## Start EXTRACTED MATERIAL

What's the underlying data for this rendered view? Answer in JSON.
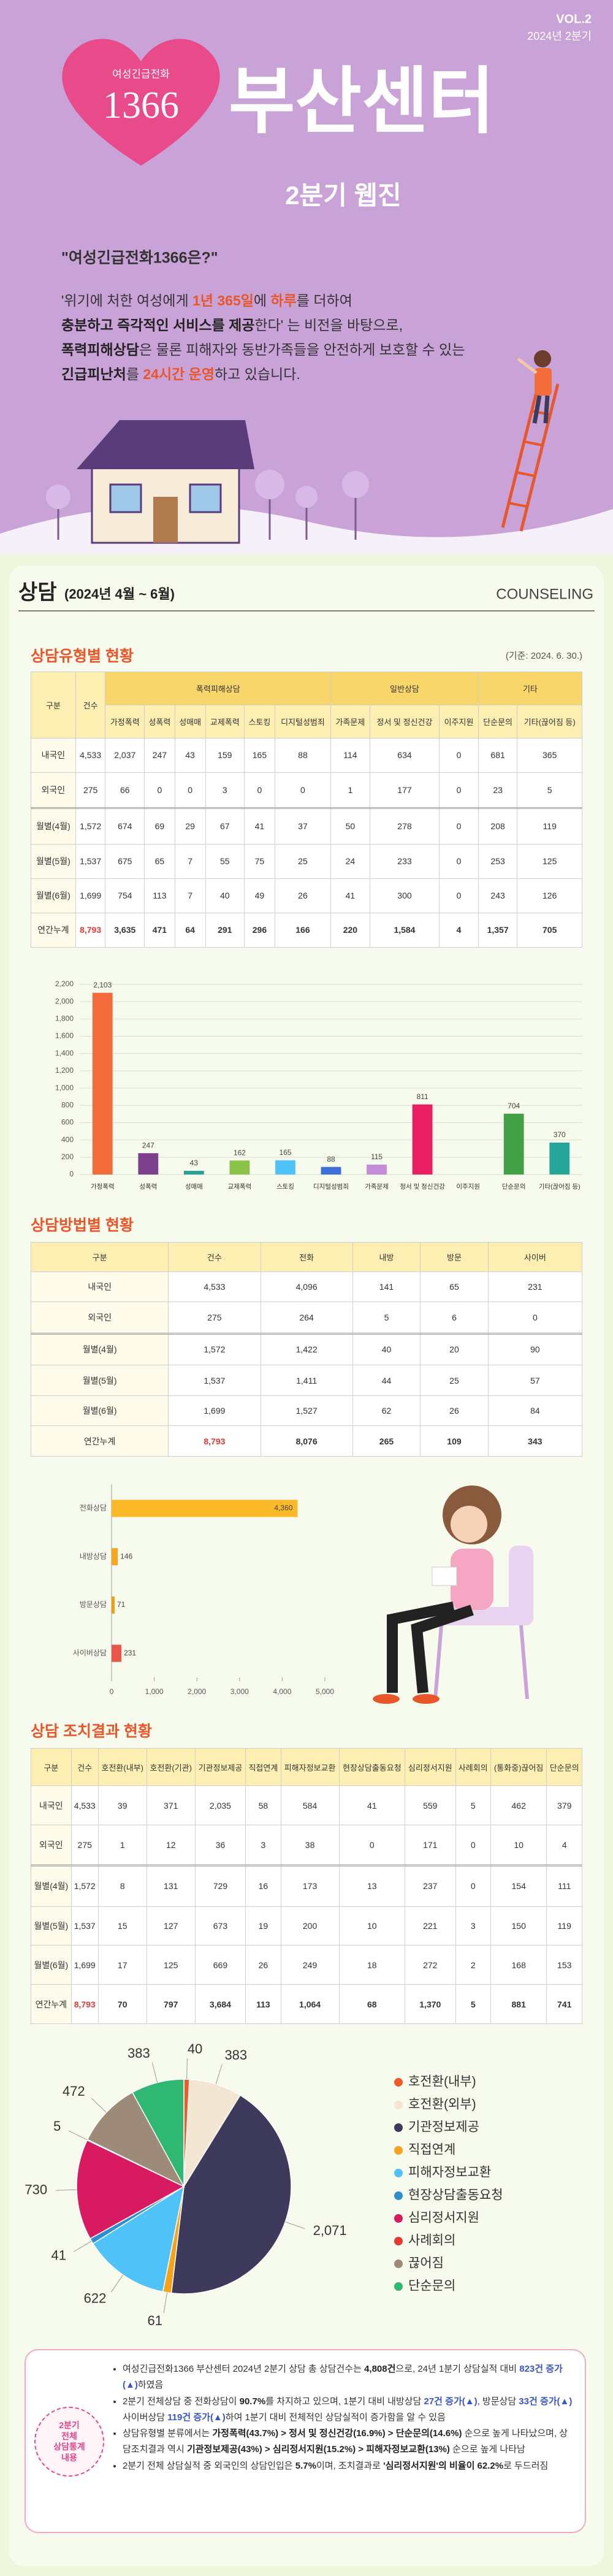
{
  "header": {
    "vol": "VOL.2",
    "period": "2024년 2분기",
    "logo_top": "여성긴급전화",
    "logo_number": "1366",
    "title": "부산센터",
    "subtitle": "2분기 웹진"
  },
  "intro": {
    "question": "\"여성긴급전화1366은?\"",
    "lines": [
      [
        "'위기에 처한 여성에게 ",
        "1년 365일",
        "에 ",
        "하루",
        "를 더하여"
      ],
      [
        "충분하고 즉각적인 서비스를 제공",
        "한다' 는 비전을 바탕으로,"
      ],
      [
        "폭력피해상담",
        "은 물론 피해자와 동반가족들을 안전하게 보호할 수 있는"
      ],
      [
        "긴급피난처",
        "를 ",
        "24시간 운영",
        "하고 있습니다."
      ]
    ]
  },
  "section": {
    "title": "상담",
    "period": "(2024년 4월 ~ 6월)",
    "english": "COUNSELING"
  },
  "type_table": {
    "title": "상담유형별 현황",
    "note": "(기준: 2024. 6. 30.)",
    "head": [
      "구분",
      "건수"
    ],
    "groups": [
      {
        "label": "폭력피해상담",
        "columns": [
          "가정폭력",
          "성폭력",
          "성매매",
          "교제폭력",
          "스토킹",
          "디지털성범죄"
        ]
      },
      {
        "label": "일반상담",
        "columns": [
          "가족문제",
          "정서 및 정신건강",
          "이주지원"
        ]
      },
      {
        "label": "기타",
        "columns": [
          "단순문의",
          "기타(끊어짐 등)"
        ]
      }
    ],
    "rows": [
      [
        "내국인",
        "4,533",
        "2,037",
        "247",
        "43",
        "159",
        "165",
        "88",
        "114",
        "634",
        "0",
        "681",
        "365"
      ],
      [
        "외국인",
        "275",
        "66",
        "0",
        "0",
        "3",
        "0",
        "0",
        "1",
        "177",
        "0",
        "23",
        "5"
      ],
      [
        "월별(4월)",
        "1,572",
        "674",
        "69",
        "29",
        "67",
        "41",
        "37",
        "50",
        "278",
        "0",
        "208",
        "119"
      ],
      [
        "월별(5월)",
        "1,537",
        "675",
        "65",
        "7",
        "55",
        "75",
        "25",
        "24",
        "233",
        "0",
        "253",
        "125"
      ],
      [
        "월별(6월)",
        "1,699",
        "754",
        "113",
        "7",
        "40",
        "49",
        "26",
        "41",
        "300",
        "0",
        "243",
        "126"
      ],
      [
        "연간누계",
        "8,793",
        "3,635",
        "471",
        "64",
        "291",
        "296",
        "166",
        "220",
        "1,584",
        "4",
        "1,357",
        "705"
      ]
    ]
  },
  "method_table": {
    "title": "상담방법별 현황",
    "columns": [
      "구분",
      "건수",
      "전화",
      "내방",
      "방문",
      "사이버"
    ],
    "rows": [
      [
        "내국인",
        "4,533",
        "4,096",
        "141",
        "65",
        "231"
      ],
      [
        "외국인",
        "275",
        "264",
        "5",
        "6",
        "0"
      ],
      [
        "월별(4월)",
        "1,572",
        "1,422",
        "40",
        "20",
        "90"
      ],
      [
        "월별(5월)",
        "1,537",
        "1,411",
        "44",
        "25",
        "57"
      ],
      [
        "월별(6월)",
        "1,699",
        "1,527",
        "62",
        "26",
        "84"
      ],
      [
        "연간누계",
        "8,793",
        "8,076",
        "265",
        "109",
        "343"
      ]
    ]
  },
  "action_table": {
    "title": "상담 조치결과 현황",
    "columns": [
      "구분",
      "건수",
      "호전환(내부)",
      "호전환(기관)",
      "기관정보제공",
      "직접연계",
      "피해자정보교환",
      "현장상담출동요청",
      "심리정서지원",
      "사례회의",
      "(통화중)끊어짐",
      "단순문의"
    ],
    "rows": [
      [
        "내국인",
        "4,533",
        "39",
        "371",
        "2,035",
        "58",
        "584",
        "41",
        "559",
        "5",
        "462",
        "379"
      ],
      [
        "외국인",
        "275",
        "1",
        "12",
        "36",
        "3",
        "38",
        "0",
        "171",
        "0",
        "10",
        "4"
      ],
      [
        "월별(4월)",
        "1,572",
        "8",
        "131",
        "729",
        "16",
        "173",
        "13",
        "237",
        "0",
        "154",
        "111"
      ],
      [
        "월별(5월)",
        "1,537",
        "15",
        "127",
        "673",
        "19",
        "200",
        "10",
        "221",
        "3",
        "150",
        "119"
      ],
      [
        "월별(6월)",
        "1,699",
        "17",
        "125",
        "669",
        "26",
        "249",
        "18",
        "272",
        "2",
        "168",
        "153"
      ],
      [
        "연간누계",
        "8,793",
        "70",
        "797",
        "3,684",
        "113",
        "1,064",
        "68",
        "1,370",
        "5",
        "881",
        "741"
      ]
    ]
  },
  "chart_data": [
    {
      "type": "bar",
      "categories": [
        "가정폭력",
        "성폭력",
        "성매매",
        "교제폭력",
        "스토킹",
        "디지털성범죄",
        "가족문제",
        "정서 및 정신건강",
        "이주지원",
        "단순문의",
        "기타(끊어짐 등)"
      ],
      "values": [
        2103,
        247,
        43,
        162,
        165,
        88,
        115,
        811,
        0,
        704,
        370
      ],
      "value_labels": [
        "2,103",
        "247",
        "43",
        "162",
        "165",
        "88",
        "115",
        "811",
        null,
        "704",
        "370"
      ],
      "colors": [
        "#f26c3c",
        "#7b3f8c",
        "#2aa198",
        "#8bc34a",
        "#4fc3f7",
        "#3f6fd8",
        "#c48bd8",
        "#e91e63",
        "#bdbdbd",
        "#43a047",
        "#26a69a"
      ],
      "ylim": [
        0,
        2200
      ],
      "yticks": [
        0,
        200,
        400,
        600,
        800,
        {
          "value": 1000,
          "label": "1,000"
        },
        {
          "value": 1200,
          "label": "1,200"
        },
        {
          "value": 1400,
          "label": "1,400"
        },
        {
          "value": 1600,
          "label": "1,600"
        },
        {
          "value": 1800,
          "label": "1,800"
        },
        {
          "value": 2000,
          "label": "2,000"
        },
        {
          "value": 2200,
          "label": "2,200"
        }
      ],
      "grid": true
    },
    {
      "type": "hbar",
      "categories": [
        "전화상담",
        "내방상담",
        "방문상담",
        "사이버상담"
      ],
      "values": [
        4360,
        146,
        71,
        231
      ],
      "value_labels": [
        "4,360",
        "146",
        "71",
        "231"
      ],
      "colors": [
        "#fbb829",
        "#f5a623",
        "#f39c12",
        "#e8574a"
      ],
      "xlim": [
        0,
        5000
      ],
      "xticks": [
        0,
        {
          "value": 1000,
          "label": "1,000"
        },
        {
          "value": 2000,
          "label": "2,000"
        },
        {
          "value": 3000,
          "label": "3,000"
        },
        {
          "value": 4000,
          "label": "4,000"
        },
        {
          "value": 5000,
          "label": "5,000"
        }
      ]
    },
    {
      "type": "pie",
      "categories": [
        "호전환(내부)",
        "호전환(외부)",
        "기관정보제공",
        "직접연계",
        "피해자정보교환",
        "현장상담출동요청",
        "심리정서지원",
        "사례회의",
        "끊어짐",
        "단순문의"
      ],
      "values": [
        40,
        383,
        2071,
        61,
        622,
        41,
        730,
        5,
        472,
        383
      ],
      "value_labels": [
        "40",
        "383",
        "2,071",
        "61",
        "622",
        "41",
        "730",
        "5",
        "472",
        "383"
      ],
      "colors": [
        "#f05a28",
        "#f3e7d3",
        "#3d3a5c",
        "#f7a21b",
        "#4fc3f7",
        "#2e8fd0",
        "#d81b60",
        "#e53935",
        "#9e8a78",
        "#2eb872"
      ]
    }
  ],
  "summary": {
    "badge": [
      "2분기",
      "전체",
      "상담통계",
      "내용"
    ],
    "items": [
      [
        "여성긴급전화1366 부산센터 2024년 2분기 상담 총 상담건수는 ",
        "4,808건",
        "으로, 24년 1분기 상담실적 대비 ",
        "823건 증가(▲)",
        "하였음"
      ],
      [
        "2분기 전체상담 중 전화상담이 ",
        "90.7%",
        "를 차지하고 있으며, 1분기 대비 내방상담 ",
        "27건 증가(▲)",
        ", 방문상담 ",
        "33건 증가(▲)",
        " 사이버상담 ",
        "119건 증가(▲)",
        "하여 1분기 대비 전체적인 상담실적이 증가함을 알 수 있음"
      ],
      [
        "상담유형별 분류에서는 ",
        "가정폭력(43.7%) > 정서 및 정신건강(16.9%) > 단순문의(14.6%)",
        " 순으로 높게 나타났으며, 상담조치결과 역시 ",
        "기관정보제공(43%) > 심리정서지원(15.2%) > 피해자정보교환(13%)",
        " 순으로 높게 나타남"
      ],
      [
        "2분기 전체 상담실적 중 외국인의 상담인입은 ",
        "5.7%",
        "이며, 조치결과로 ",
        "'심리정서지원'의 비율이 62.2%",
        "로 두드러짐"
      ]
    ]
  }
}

## End EXTRACTED MATERIAL
## Start EXTRACTED MATERIAL

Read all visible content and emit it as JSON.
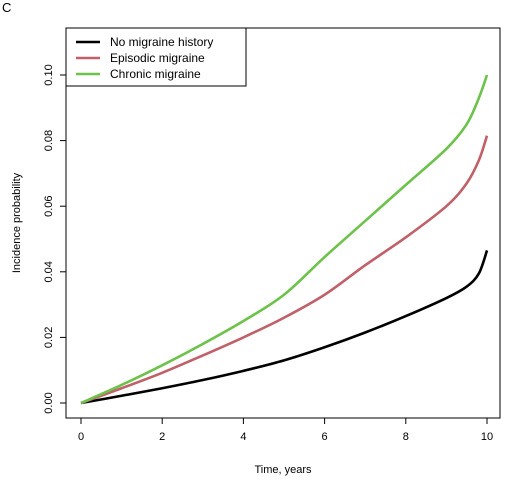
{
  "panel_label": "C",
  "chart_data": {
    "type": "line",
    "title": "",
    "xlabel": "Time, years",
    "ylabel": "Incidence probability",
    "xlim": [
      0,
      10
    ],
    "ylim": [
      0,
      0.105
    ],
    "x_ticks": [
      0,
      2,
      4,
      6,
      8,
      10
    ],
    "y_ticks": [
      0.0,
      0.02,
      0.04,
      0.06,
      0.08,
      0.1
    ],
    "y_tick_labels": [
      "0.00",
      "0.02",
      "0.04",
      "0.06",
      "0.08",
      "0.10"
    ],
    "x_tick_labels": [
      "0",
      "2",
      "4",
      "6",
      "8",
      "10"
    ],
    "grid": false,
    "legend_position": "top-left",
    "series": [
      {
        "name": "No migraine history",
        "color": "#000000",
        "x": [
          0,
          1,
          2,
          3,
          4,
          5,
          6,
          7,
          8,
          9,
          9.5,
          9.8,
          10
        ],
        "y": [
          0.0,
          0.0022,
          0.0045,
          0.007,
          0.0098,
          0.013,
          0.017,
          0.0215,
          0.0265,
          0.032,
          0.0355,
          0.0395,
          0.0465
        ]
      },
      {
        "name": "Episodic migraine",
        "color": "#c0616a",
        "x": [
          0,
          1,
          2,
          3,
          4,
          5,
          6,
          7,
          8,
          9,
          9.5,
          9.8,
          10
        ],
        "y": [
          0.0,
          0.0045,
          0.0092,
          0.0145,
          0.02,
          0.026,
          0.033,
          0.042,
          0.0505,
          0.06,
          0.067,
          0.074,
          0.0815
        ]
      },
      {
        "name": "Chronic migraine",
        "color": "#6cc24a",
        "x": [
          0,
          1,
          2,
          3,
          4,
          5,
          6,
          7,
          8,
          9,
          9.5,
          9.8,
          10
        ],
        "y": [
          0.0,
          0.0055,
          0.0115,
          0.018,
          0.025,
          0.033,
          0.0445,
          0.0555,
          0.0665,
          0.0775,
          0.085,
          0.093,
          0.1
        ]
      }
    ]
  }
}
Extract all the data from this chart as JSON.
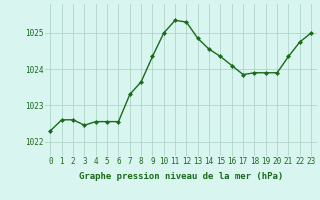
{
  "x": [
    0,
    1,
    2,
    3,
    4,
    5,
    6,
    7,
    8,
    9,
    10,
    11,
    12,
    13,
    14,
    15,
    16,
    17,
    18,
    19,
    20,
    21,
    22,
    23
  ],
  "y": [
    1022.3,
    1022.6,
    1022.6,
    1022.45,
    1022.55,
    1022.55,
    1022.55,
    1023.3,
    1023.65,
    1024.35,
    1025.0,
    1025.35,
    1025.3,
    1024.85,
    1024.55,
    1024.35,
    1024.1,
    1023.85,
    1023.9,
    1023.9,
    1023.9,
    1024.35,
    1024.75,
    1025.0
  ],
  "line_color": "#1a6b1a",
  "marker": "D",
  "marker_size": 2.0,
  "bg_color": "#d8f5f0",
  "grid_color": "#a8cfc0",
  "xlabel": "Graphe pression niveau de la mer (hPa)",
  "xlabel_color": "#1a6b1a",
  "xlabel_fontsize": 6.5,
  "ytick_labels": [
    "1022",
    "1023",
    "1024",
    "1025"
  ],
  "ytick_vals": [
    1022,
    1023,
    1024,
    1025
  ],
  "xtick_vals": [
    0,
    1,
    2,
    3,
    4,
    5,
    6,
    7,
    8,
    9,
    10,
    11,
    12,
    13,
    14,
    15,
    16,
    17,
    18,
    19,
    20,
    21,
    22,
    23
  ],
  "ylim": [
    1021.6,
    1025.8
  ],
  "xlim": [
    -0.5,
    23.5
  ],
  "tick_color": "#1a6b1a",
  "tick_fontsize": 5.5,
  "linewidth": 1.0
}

## End EXTRACTED MATERIAL
## Start EXTRACTED MATERIAL

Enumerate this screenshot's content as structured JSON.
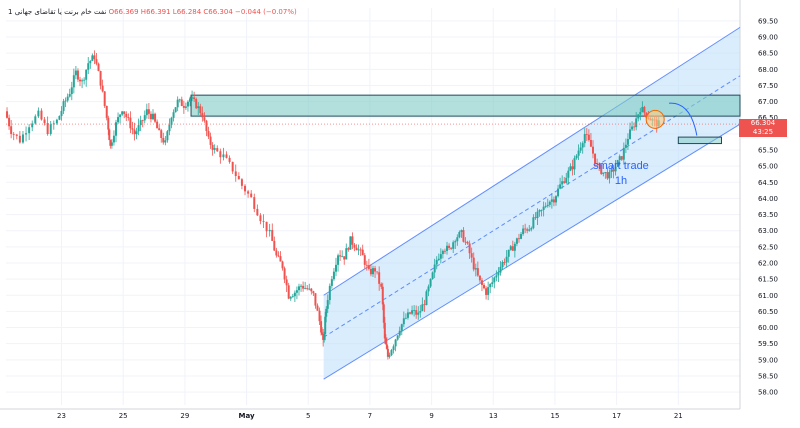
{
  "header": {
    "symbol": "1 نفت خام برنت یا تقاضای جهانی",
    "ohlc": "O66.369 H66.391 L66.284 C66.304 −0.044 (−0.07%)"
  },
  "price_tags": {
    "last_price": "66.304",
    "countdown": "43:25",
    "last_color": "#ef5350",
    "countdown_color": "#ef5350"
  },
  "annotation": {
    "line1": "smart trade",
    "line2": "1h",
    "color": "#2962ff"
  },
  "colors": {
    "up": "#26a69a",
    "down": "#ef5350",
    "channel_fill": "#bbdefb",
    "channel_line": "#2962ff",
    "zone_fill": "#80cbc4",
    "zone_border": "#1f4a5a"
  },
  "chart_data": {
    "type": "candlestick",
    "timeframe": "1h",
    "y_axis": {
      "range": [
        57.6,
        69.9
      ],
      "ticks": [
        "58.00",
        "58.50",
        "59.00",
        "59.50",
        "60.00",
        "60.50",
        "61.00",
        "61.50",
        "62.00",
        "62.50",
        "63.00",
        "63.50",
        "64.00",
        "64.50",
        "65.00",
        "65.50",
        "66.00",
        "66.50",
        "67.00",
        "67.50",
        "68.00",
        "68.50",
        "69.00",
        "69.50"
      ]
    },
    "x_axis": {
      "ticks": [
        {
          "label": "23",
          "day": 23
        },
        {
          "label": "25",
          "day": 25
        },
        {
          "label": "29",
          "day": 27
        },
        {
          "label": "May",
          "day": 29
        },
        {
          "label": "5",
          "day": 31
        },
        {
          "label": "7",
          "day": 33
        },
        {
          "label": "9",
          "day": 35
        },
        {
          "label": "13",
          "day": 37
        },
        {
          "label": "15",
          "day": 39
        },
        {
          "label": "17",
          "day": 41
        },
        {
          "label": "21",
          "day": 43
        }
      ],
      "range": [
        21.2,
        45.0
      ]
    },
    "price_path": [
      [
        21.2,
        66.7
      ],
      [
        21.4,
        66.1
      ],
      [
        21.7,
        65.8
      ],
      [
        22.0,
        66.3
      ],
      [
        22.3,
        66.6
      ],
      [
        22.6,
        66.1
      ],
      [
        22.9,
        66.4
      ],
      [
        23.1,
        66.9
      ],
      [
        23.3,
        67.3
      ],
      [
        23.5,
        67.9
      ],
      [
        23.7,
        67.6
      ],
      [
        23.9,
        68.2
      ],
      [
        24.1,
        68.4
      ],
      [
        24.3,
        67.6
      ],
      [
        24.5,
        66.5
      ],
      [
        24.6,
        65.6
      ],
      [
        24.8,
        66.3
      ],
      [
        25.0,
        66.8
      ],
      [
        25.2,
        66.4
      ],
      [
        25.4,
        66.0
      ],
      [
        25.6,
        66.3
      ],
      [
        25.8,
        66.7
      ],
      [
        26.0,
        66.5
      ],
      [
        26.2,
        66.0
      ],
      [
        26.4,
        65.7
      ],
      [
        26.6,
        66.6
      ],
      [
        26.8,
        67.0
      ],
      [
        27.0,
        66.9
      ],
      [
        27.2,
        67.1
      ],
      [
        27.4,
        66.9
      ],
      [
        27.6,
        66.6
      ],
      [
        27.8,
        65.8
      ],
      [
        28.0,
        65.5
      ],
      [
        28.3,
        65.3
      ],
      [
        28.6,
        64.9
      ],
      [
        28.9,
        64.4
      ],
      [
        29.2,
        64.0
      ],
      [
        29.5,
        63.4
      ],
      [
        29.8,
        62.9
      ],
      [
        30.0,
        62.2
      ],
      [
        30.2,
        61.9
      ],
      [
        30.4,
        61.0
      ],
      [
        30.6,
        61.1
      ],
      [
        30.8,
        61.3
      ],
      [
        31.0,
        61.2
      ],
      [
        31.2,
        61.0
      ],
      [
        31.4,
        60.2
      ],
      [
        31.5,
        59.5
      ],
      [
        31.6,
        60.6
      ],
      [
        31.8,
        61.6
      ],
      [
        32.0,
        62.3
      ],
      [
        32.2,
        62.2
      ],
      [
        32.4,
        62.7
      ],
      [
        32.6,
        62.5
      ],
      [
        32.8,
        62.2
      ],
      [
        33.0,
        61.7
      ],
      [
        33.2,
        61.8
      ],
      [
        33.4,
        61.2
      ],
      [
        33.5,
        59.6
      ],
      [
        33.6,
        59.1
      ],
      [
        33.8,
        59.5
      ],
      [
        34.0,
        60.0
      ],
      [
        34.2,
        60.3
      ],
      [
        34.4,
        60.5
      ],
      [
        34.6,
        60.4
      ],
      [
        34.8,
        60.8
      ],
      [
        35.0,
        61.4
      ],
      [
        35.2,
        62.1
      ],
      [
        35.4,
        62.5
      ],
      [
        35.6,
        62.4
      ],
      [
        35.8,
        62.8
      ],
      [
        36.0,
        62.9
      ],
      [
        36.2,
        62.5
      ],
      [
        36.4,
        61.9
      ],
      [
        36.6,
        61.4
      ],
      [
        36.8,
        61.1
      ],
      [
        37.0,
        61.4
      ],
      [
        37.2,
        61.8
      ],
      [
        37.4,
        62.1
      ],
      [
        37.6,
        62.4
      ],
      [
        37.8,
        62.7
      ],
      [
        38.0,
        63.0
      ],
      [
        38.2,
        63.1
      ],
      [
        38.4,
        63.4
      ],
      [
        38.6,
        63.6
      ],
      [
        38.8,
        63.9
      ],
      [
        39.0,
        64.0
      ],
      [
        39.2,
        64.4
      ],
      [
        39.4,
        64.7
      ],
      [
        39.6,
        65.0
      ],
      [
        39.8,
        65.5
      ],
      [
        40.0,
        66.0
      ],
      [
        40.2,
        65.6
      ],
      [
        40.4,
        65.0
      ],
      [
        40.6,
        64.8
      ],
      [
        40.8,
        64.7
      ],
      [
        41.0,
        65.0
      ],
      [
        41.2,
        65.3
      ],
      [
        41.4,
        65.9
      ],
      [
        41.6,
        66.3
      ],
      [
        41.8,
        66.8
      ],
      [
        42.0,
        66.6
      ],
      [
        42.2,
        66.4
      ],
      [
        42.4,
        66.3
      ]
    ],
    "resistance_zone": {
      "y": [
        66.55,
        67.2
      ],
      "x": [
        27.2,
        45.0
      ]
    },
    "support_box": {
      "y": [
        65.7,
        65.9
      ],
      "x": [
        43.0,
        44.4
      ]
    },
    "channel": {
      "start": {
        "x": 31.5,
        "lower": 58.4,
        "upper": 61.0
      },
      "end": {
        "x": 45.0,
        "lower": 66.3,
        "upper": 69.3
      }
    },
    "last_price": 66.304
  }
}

## End EXTRACTED MATERIAL

- DIRECTIVE: Scan the listing above and identify each line holding the string "migraine"; copy every such line.

- SOLUTION TO THE PROBLEM:
        "name": "No migraine history",
        "name": "Episodic migraine",
        "name": "Chronic migraine",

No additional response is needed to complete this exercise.